== Records shown

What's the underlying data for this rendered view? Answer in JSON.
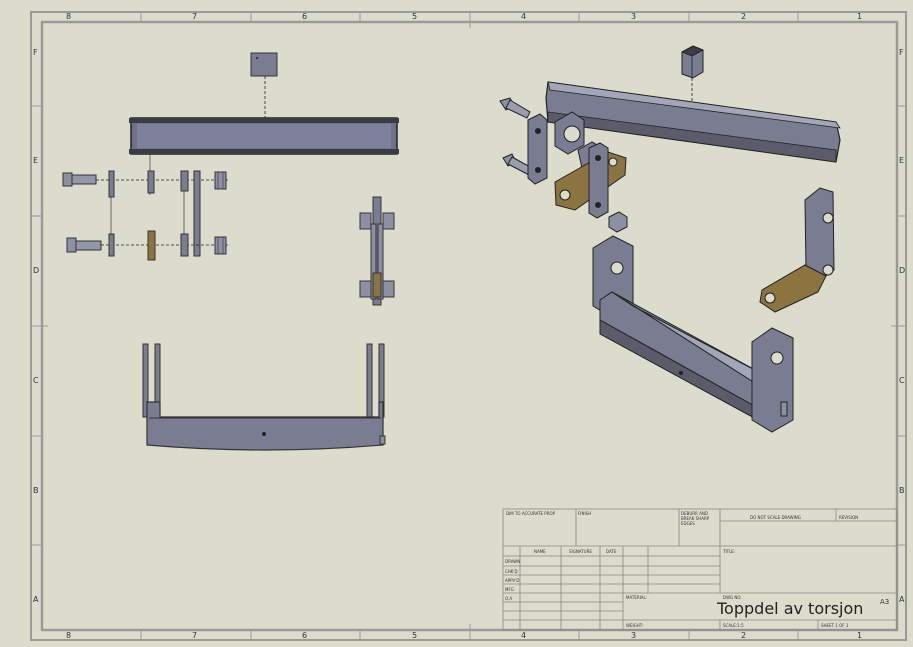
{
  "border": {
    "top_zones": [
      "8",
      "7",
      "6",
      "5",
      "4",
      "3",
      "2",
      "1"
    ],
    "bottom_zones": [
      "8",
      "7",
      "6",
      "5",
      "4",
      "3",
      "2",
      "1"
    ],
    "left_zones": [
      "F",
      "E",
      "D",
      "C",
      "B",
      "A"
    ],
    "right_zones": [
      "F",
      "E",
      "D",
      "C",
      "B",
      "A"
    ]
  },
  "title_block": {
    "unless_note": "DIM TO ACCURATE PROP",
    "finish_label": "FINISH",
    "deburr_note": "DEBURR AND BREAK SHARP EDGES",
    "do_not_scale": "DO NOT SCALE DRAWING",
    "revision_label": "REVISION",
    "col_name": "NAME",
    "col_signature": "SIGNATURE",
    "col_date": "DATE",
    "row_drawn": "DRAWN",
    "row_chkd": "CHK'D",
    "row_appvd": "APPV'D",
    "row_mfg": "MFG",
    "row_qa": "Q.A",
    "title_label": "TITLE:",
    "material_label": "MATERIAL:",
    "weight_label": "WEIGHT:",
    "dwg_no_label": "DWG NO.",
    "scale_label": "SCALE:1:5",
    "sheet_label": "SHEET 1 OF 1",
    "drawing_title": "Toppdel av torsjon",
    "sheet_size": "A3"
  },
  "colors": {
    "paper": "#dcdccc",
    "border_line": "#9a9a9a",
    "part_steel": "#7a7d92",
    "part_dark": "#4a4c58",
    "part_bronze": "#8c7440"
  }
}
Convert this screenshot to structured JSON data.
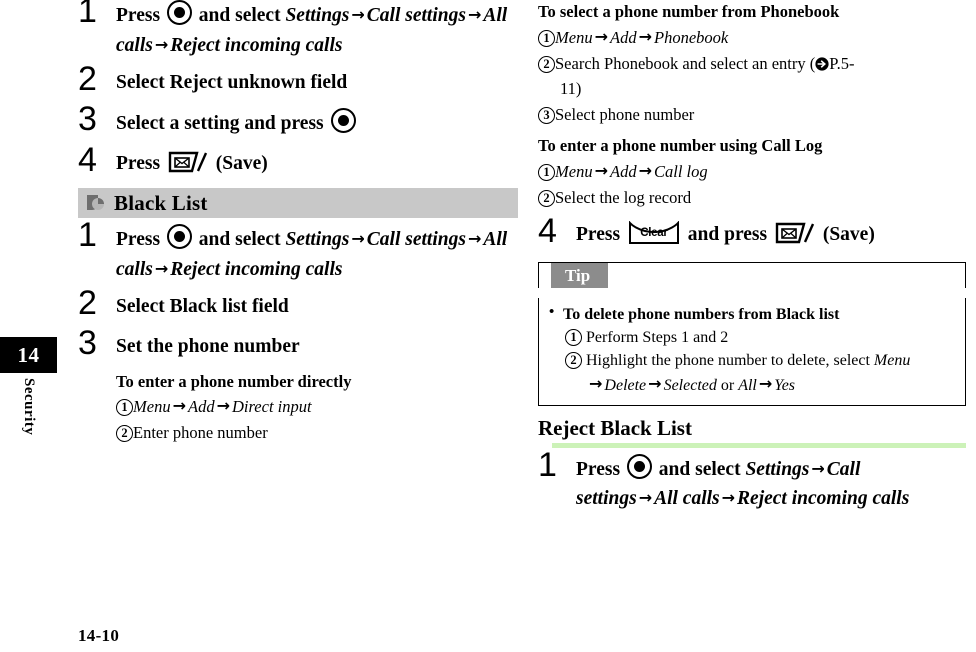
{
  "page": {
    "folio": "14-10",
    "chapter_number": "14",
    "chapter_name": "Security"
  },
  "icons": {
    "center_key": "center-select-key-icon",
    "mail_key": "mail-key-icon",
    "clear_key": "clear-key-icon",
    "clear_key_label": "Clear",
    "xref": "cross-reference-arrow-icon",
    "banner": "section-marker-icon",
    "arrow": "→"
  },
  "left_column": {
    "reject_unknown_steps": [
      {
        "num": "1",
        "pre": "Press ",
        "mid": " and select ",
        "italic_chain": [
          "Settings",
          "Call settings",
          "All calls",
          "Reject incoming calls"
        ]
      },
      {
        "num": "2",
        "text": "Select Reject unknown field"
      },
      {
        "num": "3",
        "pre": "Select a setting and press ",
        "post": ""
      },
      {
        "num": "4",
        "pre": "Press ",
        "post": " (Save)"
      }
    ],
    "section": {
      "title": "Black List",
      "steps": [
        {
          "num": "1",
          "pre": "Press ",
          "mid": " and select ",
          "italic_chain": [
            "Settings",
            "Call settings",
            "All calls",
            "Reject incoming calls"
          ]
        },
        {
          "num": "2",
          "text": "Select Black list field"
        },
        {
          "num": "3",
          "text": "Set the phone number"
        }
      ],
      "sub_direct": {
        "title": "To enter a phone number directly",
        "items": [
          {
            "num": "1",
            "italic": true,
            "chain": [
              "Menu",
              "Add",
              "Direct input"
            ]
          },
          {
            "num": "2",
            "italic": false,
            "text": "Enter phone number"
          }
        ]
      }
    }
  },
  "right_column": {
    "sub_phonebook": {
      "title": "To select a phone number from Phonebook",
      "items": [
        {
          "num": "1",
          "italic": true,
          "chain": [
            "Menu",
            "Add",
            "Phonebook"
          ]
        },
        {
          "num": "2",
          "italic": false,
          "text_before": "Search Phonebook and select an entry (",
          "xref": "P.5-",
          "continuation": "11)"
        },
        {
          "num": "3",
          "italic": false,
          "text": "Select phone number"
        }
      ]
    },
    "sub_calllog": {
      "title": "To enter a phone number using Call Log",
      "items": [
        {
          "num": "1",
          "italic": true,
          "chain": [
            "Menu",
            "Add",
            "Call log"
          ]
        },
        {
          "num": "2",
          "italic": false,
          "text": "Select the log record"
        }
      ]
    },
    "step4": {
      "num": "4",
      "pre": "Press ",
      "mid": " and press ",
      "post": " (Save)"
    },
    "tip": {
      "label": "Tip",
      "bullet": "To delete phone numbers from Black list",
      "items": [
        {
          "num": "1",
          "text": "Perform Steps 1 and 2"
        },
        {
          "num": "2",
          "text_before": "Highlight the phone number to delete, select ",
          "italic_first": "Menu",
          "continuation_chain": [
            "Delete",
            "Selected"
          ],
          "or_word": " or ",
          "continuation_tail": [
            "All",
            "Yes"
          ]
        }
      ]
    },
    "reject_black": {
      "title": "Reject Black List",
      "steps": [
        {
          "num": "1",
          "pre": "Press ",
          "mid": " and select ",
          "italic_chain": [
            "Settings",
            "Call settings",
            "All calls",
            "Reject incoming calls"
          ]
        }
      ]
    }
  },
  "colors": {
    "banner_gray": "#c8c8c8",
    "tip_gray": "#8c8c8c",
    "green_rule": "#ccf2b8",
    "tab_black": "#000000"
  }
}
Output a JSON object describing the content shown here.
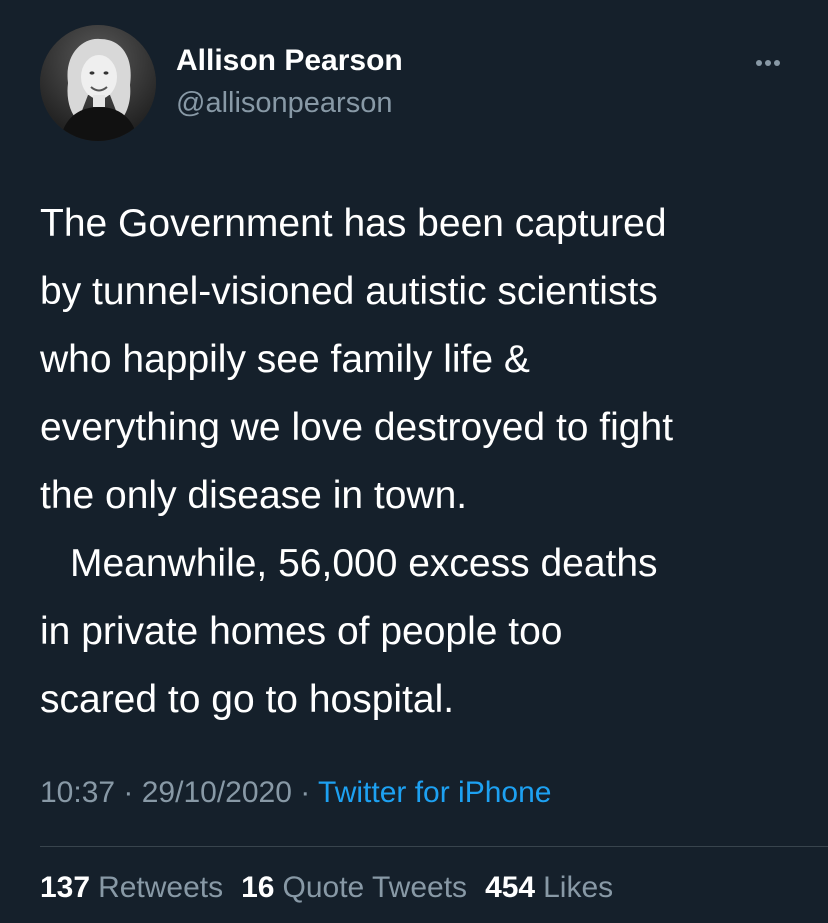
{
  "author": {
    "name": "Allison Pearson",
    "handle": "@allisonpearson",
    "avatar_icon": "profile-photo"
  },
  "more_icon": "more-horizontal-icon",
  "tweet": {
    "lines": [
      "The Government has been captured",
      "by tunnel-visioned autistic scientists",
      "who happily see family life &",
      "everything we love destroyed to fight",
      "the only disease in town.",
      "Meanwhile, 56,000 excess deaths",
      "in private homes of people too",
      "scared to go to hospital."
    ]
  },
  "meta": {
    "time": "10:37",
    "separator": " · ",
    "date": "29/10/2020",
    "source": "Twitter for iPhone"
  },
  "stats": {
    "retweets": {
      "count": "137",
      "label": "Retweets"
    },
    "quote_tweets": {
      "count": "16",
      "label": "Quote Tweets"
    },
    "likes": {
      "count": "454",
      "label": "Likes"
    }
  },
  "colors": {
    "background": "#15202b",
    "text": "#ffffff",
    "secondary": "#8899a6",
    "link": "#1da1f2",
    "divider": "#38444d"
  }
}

====

Aim:
Exactly those lines that run from the line holding "Output a JSON" to the end of the listing above, both included, are to be reproduced, with pictures left out.

Right answer:
Output a JSON object describing the content shown here.
{
  "author": {
    "name": "Allison Pearson",
    "handle": "@allisonpearson",
    "avatar_icon": "profile-photo"
  },
  "more_icon": "more-horizontal-icon",
  "tweet": {
    "lines": [
      "The Government has been captured",
      "by tunnel-visioned autistic scientists",
      "who happily see family life &",
      "everything we love destroyed to fight",
      "the only disease in town.",
      "Meanwhile, 56,000 excess deaths",
      "in private homes of people too",
      "scared to go to hospital."
    ]
  },
  "meta": {
    "time": "10:37",
    "separator": " · ",
    "date": "29/10/2020",
    "source": "Twitter for iPhone"
  },
  "stats": {
    "retweets": {
      "count": "137",
      "label": "Retweets"
    },
    "quote_tweets": {
      "count": "16",
      "label": "Quote Tweets"
    },
    "likes": {
      "count": "454",
      "label": "Likes"
    }
  },
  "colors": {
    "background": "#15202b",
    "text": "#ffffff",
    "secondary": "#8899a6",
    "link": "#1da1f2",
    "divider": "#38444d"
  }
}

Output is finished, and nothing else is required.